Entries taken from a collection:
:::::
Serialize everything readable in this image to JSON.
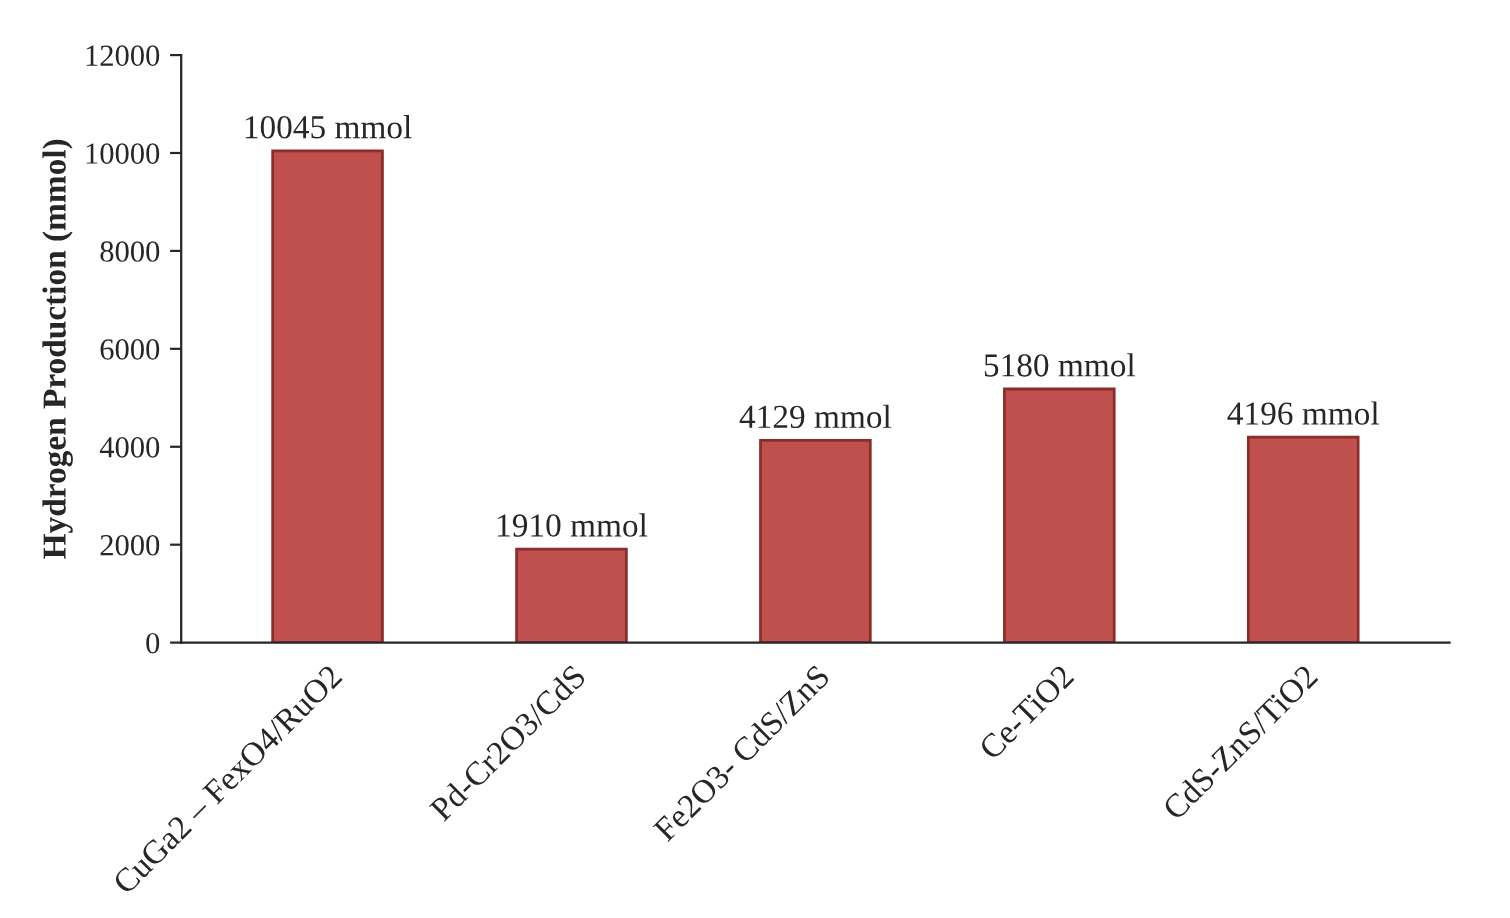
{
  "chart_data": {
    "type": "bar",
    "ylabel": "Hydrogen Production (mmol)",
    "categories": [
      "CuGa2 – FexO4/RuO2",
      "Pd-Cr2O3/CdS",
      "Fe2O3- CdS/ZnS",
      "Ce-TiO2",
      "CdS-ZnS/TiO2"
    ],
    "values": [
      10045,
      1910,
      4129,
      5180,
      4196
    ],
    "value_labels": [
      "10045 mmol",
      "1910 mmol",
      "4129 mmol",
      "5180 mmol",
      "4196 mmol"
    ],
    "color": "#c0504d",
    "ylim": [
      0,
      12000
    ],
    "yticks": [
      0,
      2000,
      4000,
      6000,
      8000,
      10000,
      12000
    ],
    "grid": false,
    "legend": false
  }
}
:::::
### Task objective
Scan the listing above for the word "mmol" and copy every line that holds it.

### Response
    "ylabel": "Hydrogen Production (mmol)",
      "10045 mmol",
      "1910 mmol",
      "4129 mmol",
      "5180 mmol",
      "4196 mmol"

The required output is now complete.